═════ Records provided ═════

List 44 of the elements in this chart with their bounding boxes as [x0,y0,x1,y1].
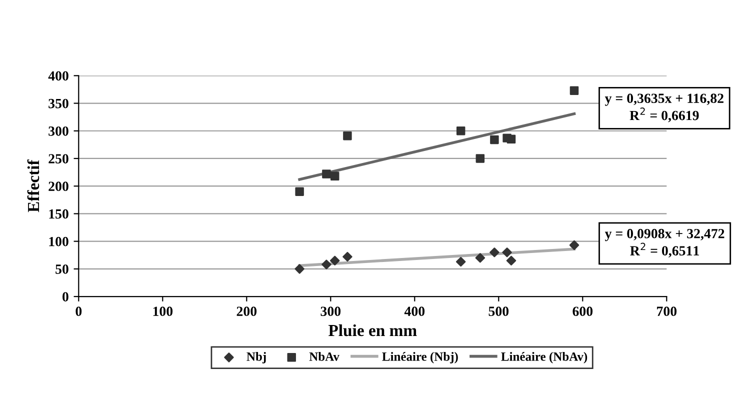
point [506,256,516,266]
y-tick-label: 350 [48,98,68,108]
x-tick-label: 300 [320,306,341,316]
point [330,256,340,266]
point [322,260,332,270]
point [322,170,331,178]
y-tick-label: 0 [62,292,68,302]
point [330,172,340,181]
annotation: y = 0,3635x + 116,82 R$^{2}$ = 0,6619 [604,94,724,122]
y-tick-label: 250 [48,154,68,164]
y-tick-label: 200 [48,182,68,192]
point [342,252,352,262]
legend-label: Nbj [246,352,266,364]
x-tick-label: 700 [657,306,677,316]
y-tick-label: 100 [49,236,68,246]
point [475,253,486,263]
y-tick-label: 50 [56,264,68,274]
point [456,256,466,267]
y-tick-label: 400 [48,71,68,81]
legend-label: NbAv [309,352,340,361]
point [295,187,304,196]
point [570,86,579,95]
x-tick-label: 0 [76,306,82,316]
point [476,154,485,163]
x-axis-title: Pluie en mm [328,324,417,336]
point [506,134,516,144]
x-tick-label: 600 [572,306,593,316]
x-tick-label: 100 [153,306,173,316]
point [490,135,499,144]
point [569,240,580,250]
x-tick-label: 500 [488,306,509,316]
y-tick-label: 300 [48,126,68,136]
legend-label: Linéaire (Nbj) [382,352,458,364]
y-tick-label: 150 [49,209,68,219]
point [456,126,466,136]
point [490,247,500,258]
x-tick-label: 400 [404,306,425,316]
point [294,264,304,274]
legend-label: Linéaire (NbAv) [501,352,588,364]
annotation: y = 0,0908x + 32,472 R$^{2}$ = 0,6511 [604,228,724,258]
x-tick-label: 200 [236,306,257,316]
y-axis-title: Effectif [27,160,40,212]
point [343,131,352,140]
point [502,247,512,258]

═════

» Work to complete
Can you rewrite every line of the records above as a JSON list of strings, one string per line, skipping any blank lines and leaving the pictures out?

» Exercise solution
[
  "List 44 of the elements in this chart with their bounding boxes as [x0,y0,x1,y1].",
  "point [506,256,516,266]",
  "y-tick-label: 350 [48,98,68,108]",
  "x-tick-label: 300 [320,306,341,316]",
  "point [330,256,340,266]",
  "point [322,260,332,270]",
  "point [322,170,331,178]",
  "y-tick-label: 0 [62,292,68,302]",
  "point [330,172,340,181]",
  "annotation: y = 0,3635x + 116,82 R$^{2}$ = 0,6619 [604,94,724,122]",
  "y-tick-label: 250 [48,154,68,164]",
  "y-tick-label: 200 [48,182,68,192]",
  "point [342,252,352,262]",
  "legend-label: Nbj [246,352,266,364]",
  "x-tick-label: 700 [657,306,677,316]",
  "y-tick-label: 100 [49,236,68,246]",
  "point [475,253,486,263]",
  "y-tick-label: 50 [56,264,68,274]",
  "point [456,256,466,267]",
  "y-tick-label: 400 [48,71,68,81]",
  "legend-label: NbAv [309,352,340,361]",
  "point [295,187,304,196]",
  "point [570,86,579,95]",
  "x-tick-label: 0 [76,306,82,316]",
  "point [476,154,485,163]",
  "x-axis-title: Pluie en mm [328,324,417,336]",
  "point [506,134,516,144]",
  "x-tick-label: 600 [572,306,593,316]",
  "x-tick-label: 100 [153,306,173,316]",
  "point [490,135,499,144]",
  "point [569,240,580,250]",
  "x-tick-label: 500 [488,306,509,316]",
  "y-tick-label: 300 [48,126,68,136]",
  "legend-label: Linéaire (Nbj) [382,352,458,364]",
  "y-tick-label: 150 [49,209,68,219]",
  "point [456,126,466,136]",
  "point [490,247,500,258]",
  "x-tick-label: 400 [404,306,425,316]",
  "point [294,264,304,274]",
  "legend-label: Linéaire (NbAv) [501,352,588,364]",
  "annotation: y = 0,0908x + 32,472 R$^{2}$ = 0,6511 [604,228,724,258]",
  "x-tick-label: 200 [236,306,257,316]",
  "y-axis-title: Effectif [27,160,40,212]",
  "point [343,131,352,140]",
  "point [502,247,512,258]"
]